## Work to complete:
Set the following entries down again exactly, line by line.

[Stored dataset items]

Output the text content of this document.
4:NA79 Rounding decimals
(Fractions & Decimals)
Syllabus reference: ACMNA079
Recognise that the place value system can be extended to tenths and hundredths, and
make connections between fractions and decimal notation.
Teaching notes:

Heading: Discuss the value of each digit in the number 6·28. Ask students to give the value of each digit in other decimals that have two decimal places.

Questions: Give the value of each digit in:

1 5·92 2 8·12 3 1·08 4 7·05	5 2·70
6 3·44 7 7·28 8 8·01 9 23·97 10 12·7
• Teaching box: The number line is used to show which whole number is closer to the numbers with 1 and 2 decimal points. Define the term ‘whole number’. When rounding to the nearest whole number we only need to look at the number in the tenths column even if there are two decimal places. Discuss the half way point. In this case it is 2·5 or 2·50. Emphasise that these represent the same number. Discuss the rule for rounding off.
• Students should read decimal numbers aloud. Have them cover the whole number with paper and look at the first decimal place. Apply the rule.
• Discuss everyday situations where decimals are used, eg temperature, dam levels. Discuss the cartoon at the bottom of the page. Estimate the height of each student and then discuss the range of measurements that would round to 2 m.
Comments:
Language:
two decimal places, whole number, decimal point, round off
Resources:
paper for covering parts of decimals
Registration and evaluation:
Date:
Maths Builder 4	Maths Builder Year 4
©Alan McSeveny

## Response below:
Output the text content of this document.
4:NA79 Rounding decimals
(Fractions & Decimals)
Syllabus reference: ACMNA079
Recognise that the place value system can be extended to tenths and hundredths, and
make connections between fractions and decimal notation.
Teaching notes:

Heading: Discuss the value of each digit in the number 6·28. Ask students to give the value of each digit in other decimals that have two decimal places.

Questions: Give the value of each digit in:

1 5·92 2 8·12 3 1·08 4 7·05	5 2·70
6 3·44 7 7·28 8 8·01 9 23·97 10 12·7
• Teaching box: The number line is used to show which whole number is closer to the numbers with 1 and 2 decimal points. Define the term ‘whole number’. When rounding to the nearest whole number we only need to look at the number in the tenths column even if there are two decimal places. Discuss the half way point. In this case it is 2·5 or 2·50. Emphasise that these represent the same number. Discuss the rule for rounding off.
• Students should read decimal numbers aloud. Have them cover the whole number with paper and look at the first decimal place. Apply the rule.
• Discuss everyday situations where decimals are used, eg temperature, dam levels. Discuss the cartoon at the bottom of the page. Estimate the height of each student and then discuss the range of measurements that would round to 2 m.
Comments:
Language:
two decimal places, whole number, decimal point, round off
Resources:
paper for covering parts of decimals
Registration and evaluation:
Date:
Maths Builder 4	Maths Builder Year 4
©Alan McSeveny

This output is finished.